Stored data
▼
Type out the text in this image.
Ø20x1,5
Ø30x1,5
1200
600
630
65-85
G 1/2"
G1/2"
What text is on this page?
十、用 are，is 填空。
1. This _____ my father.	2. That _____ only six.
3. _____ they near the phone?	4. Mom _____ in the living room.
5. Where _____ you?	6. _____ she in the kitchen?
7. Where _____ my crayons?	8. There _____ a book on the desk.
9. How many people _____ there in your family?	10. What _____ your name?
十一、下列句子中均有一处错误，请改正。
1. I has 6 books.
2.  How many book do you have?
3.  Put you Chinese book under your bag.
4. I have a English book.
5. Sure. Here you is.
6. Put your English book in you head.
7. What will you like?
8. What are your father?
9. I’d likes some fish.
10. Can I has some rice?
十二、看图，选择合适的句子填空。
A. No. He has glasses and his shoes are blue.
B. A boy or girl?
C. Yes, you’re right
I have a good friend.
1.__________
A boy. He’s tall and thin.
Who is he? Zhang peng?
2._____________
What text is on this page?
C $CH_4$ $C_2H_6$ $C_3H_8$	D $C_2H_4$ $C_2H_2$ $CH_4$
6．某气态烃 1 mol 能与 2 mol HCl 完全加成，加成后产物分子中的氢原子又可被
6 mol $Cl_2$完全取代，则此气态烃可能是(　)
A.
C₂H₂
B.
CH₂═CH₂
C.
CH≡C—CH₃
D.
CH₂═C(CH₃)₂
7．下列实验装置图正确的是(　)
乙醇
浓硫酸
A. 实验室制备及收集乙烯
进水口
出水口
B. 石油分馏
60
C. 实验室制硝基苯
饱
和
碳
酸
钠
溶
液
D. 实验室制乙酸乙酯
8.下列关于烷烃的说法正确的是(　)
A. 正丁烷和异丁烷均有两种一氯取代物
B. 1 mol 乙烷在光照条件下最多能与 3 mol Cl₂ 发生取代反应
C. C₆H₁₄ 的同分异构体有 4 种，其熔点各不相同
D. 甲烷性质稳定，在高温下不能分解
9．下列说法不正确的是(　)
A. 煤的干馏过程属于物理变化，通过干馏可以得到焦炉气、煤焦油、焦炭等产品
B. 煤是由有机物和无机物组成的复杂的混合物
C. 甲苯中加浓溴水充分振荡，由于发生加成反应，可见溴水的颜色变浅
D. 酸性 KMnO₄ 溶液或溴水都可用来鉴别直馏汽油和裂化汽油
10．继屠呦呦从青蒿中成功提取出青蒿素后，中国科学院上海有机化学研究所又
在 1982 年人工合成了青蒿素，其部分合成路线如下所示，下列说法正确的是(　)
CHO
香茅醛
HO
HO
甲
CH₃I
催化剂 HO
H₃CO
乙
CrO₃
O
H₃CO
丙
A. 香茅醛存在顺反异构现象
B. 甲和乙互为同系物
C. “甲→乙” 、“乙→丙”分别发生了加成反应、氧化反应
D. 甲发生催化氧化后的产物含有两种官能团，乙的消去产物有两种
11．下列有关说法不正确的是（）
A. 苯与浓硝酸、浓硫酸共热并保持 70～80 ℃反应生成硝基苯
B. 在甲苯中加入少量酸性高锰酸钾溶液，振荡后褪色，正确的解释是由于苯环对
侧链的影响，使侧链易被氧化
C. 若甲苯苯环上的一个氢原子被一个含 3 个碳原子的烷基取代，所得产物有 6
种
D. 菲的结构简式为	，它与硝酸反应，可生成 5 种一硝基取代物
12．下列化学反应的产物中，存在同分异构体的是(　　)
▲
* [WHAT YOU NEED TO DO]
Go back to the listing above and please repeat it exactly.

* [RESULT]
Type out the text in this image.
Ø20x1,5
Ø30x1,5
1200
600
630
65-85
G 1/2"
G1/2"
What text is on this page?
十、用 are，is 填空。
1. This _____ my father.	2. That _____ only six.
3. _____ they near the phone?	4. Mom _____ in the living room.
5. Where _____ you?	6. _____ she in the kitchen?
7. Where _____ my crayons?	8. There _____ a book on the desk.
9. How many people _____ there in your family?	10. What _____ your name?
十一、下列句子中均有一处错误，请改正。
1. I has 6 books.
2.  How many book do you have?
3.  Put you Chinese book under your bag.
4. I have a English book.
5. Sure. Here you is.
6. Put your English book in you head.
7. What will you like?
8. What are your father?
9. I’d likes some fish.
10. Can I has some rice?
十二、看图，选择合适的句子填空。
A. No. He has glasses and his shoes are blue.
B. A boy or girl?
C. Yes, you’re right
I have a good friend.
1.__________
A boy. He’s tall and thin.
Who is he? Zhang peng?
2._____________
What text is on this page?
C $CH_4$ $C_2H_6$ $C_3H_8$	D $C_2H_4$ $C_2H_2$ $CH_4$
6．某气态烃 1 mol 能与 2 mol HCl 完全加成，加成后产物分子中的氢原子又可被
6 mol $Cl_2$完全取代，则此气态烃可能是(　)
A.
C₂H₂
B.
CH₂═CH₂
C.
CH≡C—CH₃
D.
CH₂═C(CH₃)₂
7．下列实验装置图正确的是(　)
乙醇
浓硫酸
A. 实验室制备及收集乙烯
进水口
出水口
B. 石油分馏
60
C. 实验室制硝基苯
饱
和
碳
酸
钠
溶
液
D. 实验室制乙酸乙酯
8.下列关于烷烃的说法正确的是(　)
A. 正丁烷和异丁烷均有两种一氯取代物
B. 1 mol 乙烷在光照条件下最多能与 3 mol Cl₂ 发生取代反应
C. C₆H₁₄ 的同分异构体有 4 种，其熔点各不相同
D. 甲烷性质稳定，在高温下不能分解
9．下列说法不正确的是(　)
A. 煤的干馏过程属于物理变化，通过干馏可以得到焦炉气、煤焦油、焦炭等产品
B. 煤是由有机物和无机物组成的复杂的混合物
C. 甲苯中加浓溴水充分振荡，由于发生加成反应，可见溴水的颜色变浅
D. 酸性 KMnO₄ 溶液或溴水都可用来鉴别直馏汽油和裂化汽油
10．继屠呦呦从青蒿中成功提取出青蒿素后，中国科学院上海有机化学研究所又
在 1982 年人工合成了青蒿素，其部分合成路线如下所示，下列说法正确的是(　)
CHO
香茅醛
HO
HO
甲
CH₃I
催化剂 HO
H₃CO
乙
CrO₃
O
H₃CO
丙
A. 香茅醛存在顺反异构现象
B. 甲和乙互为同系物
C. “甲→乙” 、“乙→丙”分别发生了加成反应、氧化反应
D. 甲发生催化氧化后的产物含有两种官能团，乙的消去产物有两种
11．下列有关说法不正确的是（）
A. 苯与浓硝酸、浓硫酸共热并保持 70～80 ℃反应生成硝基苯
B. 在甲苯中加入少量酸性高锰酸钾溶液，振荡后褪色，正确的解释是由于苯环对
侧链的影响，使侧链易被氧化
C. 若甲苯苯环上的一个氢原子被一个含 3 个碳原子的烷基取代，所得产物有 6
种
D. 菲的结构简式为	，它与硝酸反应，可生成 5 种一硝基取代物
12．下列化学反应的产物中，存在同分异构体的是(　　)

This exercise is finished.